◆ **Task**
From the entries below, copy every line holding the word "screenshot".

[Stored items]

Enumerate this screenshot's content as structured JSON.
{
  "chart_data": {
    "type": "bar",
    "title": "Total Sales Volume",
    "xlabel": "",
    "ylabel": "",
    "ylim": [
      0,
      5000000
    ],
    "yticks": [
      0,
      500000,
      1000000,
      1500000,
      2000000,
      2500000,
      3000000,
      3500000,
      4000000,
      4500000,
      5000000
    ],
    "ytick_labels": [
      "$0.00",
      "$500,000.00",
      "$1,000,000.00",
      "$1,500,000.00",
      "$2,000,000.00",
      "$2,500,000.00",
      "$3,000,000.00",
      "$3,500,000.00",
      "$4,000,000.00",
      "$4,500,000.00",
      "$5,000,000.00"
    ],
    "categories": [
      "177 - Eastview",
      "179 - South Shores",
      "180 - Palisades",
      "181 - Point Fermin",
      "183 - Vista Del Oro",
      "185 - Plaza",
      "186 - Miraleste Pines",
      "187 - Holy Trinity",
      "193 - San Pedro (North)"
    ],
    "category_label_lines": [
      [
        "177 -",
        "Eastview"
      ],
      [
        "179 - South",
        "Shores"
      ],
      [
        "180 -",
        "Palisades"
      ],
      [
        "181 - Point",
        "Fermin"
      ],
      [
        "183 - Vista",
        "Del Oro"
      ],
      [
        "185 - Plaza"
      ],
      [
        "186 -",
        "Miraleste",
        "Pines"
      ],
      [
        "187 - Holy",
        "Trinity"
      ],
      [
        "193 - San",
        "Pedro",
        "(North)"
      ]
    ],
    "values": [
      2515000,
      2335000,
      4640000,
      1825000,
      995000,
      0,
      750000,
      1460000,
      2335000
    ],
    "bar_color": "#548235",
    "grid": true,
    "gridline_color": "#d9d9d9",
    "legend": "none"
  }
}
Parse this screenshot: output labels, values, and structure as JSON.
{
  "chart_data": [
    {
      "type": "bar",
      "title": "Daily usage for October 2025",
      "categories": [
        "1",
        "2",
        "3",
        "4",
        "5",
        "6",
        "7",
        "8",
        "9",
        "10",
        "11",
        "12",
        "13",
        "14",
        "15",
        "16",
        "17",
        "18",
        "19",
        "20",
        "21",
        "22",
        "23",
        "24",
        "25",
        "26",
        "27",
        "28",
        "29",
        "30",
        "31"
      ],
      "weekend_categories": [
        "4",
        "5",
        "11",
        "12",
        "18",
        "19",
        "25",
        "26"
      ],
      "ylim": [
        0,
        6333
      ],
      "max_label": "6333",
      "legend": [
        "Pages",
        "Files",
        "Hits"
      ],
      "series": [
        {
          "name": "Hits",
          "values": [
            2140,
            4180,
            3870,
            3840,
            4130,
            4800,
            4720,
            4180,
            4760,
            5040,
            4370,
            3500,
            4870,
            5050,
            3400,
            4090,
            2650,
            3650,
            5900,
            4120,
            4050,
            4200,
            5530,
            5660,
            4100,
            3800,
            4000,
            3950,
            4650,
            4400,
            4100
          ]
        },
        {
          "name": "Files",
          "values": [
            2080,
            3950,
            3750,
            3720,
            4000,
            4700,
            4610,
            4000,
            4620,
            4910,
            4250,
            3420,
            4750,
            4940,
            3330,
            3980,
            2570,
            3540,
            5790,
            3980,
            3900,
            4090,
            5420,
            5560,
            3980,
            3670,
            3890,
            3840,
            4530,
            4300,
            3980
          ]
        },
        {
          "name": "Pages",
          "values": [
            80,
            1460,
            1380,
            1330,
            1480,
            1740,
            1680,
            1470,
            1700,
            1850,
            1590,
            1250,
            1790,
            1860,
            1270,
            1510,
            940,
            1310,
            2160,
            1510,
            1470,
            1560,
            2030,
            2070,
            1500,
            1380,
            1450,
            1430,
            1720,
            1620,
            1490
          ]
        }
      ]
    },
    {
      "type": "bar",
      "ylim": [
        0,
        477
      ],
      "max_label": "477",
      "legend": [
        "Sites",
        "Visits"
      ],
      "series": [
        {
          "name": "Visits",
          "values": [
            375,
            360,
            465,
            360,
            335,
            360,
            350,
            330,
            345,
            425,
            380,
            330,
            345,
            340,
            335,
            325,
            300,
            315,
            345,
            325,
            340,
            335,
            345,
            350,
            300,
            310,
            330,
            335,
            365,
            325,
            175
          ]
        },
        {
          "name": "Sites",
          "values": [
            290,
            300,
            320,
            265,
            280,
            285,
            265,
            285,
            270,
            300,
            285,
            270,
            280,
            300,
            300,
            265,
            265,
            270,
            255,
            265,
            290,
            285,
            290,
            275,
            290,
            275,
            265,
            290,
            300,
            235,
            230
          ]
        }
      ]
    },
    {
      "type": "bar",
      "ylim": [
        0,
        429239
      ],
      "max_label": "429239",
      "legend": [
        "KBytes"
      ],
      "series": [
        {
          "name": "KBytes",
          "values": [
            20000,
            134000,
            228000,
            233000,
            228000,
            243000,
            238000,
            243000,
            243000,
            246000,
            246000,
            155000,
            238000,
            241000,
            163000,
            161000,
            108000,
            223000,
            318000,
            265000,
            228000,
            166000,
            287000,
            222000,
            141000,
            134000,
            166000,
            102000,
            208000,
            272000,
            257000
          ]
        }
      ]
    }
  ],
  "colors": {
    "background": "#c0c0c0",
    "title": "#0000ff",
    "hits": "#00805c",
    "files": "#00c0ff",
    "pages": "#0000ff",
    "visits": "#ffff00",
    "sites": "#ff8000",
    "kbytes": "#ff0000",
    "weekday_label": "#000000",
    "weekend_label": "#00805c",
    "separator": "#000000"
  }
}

◆ **Result of this task**
Enumerate this screenshot's content as structured JSON.
Parse this screenshot: output labels, values, and structure as JSON.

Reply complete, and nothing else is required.